━━━ Supplied records ━━━
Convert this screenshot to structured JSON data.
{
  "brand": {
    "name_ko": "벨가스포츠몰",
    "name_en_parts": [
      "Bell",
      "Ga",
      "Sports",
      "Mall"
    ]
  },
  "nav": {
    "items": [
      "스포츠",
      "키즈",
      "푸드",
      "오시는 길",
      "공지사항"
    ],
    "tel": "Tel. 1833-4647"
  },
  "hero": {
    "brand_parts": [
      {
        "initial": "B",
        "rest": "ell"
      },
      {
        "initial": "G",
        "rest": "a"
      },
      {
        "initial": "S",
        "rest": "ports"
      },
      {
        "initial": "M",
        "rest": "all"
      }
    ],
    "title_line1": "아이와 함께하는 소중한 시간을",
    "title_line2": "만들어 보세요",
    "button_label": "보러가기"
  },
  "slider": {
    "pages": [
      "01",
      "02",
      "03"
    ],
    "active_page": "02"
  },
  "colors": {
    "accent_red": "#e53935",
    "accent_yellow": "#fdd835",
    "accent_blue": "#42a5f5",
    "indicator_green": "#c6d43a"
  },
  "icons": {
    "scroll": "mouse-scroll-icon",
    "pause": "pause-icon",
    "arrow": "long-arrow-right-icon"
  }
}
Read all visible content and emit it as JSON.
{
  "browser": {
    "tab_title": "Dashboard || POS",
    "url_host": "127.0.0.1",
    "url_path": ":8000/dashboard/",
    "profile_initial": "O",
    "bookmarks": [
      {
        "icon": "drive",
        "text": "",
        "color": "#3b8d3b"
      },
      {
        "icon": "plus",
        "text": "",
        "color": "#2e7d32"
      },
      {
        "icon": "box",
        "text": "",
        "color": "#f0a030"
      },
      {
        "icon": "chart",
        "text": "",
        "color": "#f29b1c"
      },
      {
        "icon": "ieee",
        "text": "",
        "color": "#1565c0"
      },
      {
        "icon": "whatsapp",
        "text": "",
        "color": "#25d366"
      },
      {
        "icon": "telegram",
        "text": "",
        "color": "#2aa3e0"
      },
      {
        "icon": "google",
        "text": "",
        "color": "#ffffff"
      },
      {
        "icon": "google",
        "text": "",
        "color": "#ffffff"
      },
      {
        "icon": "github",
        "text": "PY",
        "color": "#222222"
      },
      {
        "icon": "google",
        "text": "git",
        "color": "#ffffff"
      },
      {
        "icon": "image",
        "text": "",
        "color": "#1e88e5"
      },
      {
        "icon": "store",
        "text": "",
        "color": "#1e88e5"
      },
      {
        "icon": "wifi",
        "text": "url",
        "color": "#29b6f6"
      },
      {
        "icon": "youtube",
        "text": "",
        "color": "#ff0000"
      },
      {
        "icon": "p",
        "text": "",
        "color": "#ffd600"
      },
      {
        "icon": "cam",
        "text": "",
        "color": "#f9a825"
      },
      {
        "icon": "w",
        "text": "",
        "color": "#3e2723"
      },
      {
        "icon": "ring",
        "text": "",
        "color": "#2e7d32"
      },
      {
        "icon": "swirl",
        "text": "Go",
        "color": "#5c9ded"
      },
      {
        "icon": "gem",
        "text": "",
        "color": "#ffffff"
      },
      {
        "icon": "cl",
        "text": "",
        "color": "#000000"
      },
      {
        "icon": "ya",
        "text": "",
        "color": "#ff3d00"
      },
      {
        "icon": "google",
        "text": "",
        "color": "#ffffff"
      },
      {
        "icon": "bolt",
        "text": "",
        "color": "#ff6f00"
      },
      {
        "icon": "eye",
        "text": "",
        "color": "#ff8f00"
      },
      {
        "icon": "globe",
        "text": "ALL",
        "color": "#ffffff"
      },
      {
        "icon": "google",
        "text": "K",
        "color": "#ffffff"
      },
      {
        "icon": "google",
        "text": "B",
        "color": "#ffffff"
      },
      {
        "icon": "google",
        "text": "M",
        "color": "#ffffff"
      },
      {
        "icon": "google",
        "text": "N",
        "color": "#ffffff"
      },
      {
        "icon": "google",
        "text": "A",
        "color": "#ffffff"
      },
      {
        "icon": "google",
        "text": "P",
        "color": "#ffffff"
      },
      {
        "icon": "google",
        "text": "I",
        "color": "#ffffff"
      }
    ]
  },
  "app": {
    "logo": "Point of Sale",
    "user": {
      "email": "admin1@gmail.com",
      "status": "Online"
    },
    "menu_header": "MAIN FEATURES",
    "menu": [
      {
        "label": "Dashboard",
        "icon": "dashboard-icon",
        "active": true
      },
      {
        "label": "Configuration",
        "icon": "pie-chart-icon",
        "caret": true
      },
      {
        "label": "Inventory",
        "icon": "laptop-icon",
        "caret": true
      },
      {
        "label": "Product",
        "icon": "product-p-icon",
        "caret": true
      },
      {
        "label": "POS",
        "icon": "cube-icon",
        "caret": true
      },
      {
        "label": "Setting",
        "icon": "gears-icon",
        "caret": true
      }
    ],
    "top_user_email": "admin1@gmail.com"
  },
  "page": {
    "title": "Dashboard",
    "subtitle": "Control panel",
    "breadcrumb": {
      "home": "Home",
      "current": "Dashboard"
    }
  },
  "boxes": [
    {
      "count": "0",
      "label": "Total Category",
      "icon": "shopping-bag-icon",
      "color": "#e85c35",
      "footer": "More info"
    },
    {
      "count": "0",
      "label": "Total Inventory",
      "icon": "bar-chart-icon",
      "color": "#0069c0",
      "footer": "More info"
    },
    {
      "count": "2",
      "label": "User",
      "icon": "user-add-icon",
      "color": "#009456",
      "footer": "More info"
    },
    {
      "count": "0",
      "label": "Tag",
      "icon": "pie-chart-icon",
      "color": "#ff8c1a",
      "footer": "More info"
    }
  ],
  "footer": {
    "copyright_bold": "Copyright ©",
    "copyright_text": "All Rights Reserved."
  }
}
━━━
* **Exercise requirements**
Transcribe all of the material exactly. Omit nothing.

* **Result below**
Convert this screenshot to structured JSON data.
{
  "brand": {
    "name_ko": "벨가스포츠몰",
    "name_en_parts": [
      "Bell",
      "Ga",
      "Sports",
      "Mall"
    ]
  },
  "nav": {
    "items": [
      "스포츠",
      "키즈",
      "푸드",
      "오시는 길",
      "공지사항"
    ],
    "tel": "Tel. 1833-4647"
  },
  "hero": {
    "brand_parts": [
      {
        "initial": "B",
        "rest": "ell"
      },
      {
        "initial": "G",
        "rest": "a"
      },
      {
        "initial": "S",
        "rest": "ports"
      },
      {
        "initial": "M",
        "rest": "all"
      }
    ],
    "title_line1": "아이와 함께하는 소중한 시간을",
    "title_line2": "만들어 보세요",
    "button_label": "보러가기"
  },
  "slider": {
    "pages": [
      "01",
      "02",
      "03"
    ],
    "active_page": "02"
  },
  "colors": {
    "accent_red": "#e53935",
    "accent_yellow": "#fdd835",
    "accent_blue": "#42a5f5",
    "indicator_green": "#c6d43a"
  },
  "icons": {
    "scroll": "mouse-scroll-icon",
    "pause": "pause-icon",
    "arrow": "long-arrow-right-icon"
  }
}
Read all visible content and emit it as JSON.
{
  "browser": {
    "tab_title": "Dashboard || POS",
    "url_host": "127.0.0.1",
    "url_path": ":8000/dashboard/",
    "profile_initial": "O",
    "bookmarks": [
      {
        "icon": "drive",
        "text": "",
        "color": "#3b8d3b"
      },
      {
        "icon": "plus",
        "text": "",
        "color": "#2e7d32"
      },
      {
        "icon": "box",
        "text": "",
        "color": "#f0a030"
      },
      {
        "icon": "chart",
        "text": "",
        "color": "#f29b1c"
      },
      {
        "icon": "ieee",
        "text": "",
        "color": "#1565c0"
      },
      {
        "icon": "whatsapp",
        "text": "",
        "color": "#25d366"
      },
      {
        "icon": "telegram",
        "text": "",
        "color": "#2aa3e0"
      },
      {
        "icon": "google",
        "text": "",
        "color": "#ffffff"
      },
      {
        "icon": "google",
        "text": "",
        "color": "#ffffff"
      },
      {
        "icon": "github",
        "text": "PY",
        "color": "#222222"
      },
      {
        "icon": "google",
        "text": "git",
        "color": "#ffffff"
      },
      {
        "icon": "image",
        "text": "",
        "color": "#1e88e5"
      },
      {
        "icon": "store",
        "text": "",
        "color": "#1e88e5"
      },
      {
        "icon": "wifi",
        "text": "url",
        "color": "#29b6f6"
      },
      {
        "icon": "youtube",
        "text": "",
        "color": "#ff0000"
      },
      {
        "icon": "p",
        "text": "",
        "color": "#ffd600"
      },
      {
        "icon": "cam",
        "text": "",
        "color": "#f9a825"
      },
      {
        "icon": "w",
        "text": "",
        "color": "#3e2723"
      },
      {
        "icon": "ring",
        "text": "",
        "color": "#2e7d32"
      },
      {
        "icon": "swirl",
        "text": "Go",
        "color": "#5c9ded"
      },
      {
        "icon": "gem",
        "text": "",
        "color": "#ffffff"
      },
      {
        "icon": "cl",
        "text": "",
        "color": "#000000"
      },
      {
        "icon": "ya",
        "text": "",
        "color": "#ff3d00"
      },
      {
        "icon": "google",
        "text": "",
        "color": "#ffffff"
      },
      {
        "icon": "bolt",
        "text": "",
        "color": "#ff6f00"
      },
      {
        "icon": "eye",
        "text": "",
        "color": "#ff8f00"
      },
      {
        "icon": "globe",
        "text": "ALL",
        "color": "#ffffff"
      },
      {
        "icon": "google",
        "text": "K",
        "color": "#ffffff"
      },
      {
        "icon": "google",
        "text": "B",
        "color": "#ffffff"
      },
      {
        "icon": "google",
        "text": "M",
        "color": "#ffffff"
      },
      {
        "icon": "google",
        "text": "N",
        "color": "#ffffff"
      },
      {
        "icon": "google",
        "text": "A",
        "color": "#ffffff"
      },
      {
        "icon": "google",
        "text": "P",
        "color": "#ffffff"
      },
      {
        "icon": "google",
        "text": "I",
        "color": "#ffffff"
      }
    ]
  },
  "app": {
    "logo": "Point of Sale",
    "user": {
      "email": "admin1@gmail.com",
      "status": "Online"
    },
    "menu_header": "MAIN FEATURES",
    "menu": [
      {
        "label": "Dashboard",
        "icon": "dashboard-icon",
        "active": true
      },
      {
        "label": "Configuration",
        "icon": "pie-chart-icon",
        "caret": true
      },
      {
        "label": "Inventory",
        "icon": "laptop-icon",
        "caret": true
      },
      {
        "label": "Product",
        "icon": "product-p-icon",
        "caret": true
      },
      {
        "label": "POS",
        "icon": "cube-icon",
        "caret": true
      },
      {
        "label": "Setting",
        "icon": "gears-icon",
        "caret": true
      }
    ],
    "top_user_email": "admin1@gmail.com"
  },
  "page": {
    "title": "Dashboard",
    "subtitle": "Control panel",
    "breadcrumb": {
      "home": "Home",
      "current": "Dashboard"
    }
  },
  "boxes": [
    {
      "count": "0",
      "label": "Total Category",
      "icon": "shopping-bag-icon",
      "color": "#e85c35",
      "footer": "More info"
    },
    {
      "count": "0",
      "label": "Total Inventory",
      "icon": "bar-chart-icon",
      "color": "#0069c0",
      "footer": "More info"
    },
    {
      "count": "2",
      "label": "User",
      "icon": "user-add-icon",
      "color": "#009456",
      "footer": "More info"
    },
    {
      "count": "0",
      "label": "Tag",
      "icon": "pie-chart-icon",
      "color": "#ff8c1a",
      "footer": "More info"
    }
  ],
  "footer": {
    "copyright_bold": "Copyright ©",
    "copyright_text": "All Rights Reserved."
  }
}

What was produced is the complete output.